Material to process:
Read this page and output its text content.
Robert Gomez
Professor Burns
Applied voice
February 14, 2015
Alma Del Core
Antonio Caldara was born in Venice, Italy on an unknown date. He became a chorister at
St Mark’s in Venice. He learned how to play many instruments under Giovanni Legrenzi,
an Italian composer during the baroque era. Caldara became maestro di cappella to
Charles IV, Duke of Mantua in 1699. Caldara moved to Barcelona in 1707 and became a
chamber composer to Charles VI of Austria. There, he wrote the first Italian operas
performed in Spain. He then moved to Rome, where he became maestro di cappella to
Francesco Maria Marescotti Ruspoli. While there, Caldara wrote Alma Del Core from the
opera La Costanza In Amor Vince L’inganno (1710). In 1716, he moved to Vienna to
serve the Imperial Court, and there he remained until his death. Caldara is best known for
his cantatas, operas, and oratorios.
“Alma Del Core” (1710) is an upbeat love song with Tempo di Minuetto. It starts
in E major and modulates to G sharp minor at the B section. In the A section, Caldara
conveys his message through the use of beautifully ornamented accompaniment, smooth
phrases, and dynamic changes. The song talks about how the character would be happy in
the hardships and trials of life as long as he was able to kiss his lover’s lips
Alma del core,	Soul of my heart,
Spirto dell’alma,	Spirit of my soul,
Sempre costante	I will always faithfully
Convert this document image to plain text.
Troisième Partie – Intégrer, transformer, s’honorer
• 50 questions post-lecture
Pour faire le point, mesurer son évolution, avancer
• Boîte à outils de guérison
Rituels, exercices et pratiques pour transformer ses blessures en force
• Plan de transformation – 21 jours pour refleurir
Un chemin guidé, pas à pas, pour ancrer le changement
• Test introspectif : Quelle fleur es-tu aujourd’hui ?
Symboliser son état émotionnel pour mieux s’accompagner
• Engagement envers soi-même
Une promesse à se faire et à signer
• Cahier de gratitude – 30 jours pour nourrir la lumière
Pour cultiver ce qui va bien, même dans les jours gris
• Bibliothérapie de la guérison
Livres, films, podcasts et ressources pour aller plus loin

Task directions: Output the listing above without altering a single character.

Output for this exercise:
Read this page and output its text content.
Robert Gomez
Professor Burns
Applied voice
February 14, 2015
Alma Del Core
Antonio Caldara was born in Venice, Italy on an unknown date. He became a chorister at
St Mark’s in Venice. He learned how to play many instruments under Giovanni Legrenzi,
an Italian composer during the baroque era. Caldara became maestro di cappella to
Charles IV, Duke of Mantua in 1699. Caldara moved to Barcelona in 1707 and became a
chamber composer to Charles VI of Austria. There, he wrote the first Italian operas
performed in Spain. He then moved to Rome, where he became maestro di cappella to
Francesco Maria Marescotti Ruspoli. While there, Caldara wrote Alma Del Core from the
opera La Costanza In Amor Vince L’inganno (1710). In 1716, he moved to Vienna to
serve the Imperial Court, and there he remained until his death. Caldara is best known for
his cantatas, operas, and oratorios.
“Alma Del Core” (1710) is an upbeat love song with Tempo di Minuetto. It starts
in E major and modulates to G sharp minor at the B section. In the A section, Caldara
conveys his message through the use of beautifully ornamented accompaniment, smooth
phrases, and dynamic changes. The song talks about how the character would be happy in
the hardships and trials of life as long as he was able to kiss his lover’s lips
Alma del core,	Soul of my heart,
Spirto dell’alma,	Spirit of my soul,
Sempre costante	I will always faithfully
Convert this document image to plain text.
Troisième Partie – Intégrer, transformer, s’honorer
• 50 questions post-lecture
Pour faire le point, mesurer son évolution, avancer
• Boîte à outils de guérison
Rituels, exercices et pratiques pour transformer ses blessures en force
• Plan de transformation – 21 jours pour refleurir
Un chemin guidé, pas à pas, pour ancrer le changement
• Test introspectif : Quelle fleur es-tu aujourd’hui ?
Symboliser son état émotionnel pour mieux s’accompagner
• Engagement envers soi-même
Une promesse à se faire et à signer
• Cahier de gratitude – 30 jours pour nourrir la lumière
Pour cultiver ce qui va bien, même dans les jours gris
• Bibliothérapie de la guérison
Livres, films, podcasts et ressources pour aller plus loin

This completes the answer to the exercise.